## start DATA SECTION

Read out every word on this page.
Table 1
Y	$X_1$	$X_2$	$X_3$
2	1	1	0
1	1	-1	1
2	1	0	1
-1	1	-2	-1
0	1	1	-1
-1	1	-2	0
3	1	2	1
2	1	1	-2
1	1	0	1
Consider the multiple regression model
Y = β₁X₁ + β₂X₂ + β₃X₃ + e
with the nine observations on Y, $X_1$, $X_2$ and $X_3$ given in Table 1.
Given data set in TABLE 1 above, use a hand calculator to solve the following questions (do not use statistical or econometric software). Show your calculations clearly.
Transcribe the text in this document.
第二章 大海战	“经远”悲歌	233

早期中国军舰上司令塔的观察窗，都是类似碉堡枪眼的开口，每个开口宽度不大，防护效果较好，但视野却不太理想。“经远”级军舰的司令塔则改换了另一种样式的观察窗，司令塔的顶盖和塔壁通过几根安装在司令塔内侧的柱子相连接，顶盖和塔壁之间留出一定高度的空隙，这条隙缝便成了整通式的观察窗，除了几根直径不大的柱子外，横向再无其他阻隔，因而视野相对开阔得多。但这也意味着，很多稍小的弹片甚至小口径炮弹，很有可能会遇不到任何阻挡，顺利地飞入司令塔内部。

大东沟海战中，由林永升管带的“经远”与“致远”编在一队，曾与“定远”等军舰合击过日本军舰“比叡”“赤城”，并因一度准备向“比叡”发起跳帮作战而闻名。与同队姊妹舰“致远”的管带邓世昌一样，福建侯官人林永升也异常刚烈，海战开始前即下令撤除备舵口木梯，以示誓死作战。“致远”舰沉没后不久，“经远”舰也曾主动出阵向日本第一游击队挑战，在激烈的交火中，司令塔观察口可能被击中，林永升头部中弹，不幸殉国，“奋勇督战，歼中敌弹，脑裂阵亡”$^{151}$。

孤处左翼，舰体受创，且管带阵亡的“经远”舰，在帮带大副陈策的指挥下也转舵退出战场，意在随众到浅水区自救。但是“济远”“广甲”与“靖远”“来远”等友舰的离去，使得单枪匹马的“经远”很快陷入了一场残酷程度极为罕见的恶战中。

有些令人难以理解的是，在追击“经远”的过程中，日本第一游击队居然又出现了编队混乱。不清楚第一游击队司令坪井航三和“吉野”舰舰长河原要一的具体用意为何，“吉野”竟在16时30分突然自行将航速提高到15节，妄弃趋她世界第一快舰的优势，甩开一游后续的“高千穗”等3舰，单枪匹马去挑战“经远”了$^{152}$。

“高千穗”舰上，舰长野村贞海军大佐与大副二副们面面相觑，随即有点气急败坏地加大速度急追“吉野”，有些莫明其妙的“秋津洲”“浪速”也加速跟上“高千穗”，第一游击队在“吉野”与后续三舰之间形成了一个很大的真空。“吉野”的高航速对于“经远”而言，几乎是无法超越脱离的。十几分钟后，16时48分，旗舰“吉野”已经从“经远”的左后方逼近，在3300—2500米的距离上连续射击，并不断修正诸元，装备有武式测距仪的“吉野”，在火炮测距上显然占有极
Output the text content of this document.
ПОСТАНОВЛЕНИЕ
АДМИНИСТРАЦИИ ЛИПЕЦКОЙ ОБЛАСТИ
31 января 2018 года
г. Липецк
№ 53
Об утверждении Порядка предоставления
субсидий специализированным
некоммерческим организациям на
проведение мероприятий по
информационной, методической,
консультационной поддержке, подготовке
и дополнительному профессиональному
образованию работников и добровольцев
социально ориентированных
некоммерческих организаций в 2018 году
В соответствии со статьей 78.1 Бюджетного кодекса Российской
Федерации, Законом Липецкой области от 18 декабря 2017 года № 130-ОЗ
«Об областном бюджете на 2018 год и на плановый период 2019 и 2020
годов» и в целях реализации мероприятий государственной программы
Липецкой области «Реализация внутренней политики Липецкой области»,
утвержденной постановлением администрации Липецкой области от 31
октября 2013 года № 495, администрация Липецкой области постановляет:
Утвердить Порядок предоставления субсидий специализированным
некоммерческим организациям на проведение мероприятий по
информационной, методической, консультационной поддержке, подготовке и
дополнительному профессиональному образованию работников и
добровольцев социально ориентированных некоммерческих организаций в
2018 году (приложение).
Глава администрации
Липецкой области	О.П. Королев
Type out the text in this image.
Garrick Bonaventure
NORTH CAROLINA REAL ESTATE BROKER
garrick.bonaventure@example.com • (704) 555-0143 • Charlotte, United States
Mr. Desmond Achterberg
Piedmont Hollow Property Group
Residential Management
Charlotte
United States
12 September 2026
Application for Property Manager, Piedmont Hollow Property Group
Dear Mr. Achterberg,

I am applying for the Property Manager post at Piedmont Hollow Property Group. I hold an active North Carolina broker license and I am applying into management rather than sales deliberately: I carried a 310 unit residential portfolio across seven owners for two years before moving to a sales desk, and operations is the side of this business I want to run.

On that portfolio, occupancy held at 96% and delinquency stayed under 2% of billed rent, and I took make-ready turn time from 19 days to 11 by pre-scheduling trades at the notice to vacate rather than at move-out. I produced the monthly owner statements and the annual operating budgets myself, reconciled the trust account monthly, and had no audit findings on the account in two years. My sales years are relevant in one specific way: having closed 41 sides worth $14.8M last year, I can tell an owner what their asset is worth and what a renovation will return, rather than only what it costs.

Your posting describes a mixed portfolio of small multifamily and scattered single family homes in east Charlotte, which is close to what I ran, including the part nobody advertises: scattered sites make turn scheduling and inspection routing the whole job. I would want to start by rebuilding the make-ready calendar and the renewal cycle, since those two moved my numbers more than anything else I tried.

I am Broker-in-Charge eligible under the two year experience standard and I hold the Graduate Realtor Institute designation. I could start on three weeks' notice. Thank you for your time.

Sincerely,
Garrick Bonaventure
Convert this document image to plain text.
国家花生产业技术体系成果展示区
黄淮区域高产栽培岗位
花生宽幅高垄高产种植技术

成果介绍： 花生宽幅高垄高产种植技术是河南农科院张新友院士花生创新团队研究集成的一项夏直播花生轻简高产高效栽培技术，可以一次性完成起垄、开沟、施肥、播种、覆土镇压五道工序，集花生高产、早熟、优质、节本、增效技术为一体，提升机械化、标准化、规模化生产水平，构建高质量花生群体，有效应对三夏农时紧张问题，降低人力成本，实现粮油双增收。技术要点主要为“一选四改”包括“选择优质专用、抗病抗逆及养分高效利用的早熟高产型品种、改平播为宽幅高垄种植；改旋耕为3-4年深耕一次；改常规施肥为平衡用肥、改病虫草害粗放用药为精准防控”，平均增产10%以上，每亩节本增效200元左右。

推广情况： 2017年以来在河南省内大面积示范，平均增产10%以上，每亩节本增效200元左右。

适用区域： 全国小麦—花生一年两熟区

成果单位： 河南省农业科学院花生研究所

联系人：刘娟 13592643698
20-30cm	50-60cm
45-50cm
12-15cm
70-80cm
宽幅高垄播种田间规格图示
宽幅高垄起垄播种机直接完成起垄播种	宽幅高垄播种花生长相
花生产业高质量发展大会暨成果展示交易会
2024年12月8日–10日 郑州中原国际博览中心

## end DATA SECTION

**EXERCISE DIRECTIONS**
Scan the material above. Extract every line in which the word "Manager" occurs.

**SOLUTION TO THE EXERCISE**
Application for Property Manager, Piedmont Hollow Property Group
I am applying for the Property Manager post at Piedmont Hollow Property Group. I hold an active North Carolina broker license and I am applying into management rather than sales deliberately: I carried a 310 unit residential portfolio across seven owners for two years before moving to a sales desk, and operations is the side of this business I want to run.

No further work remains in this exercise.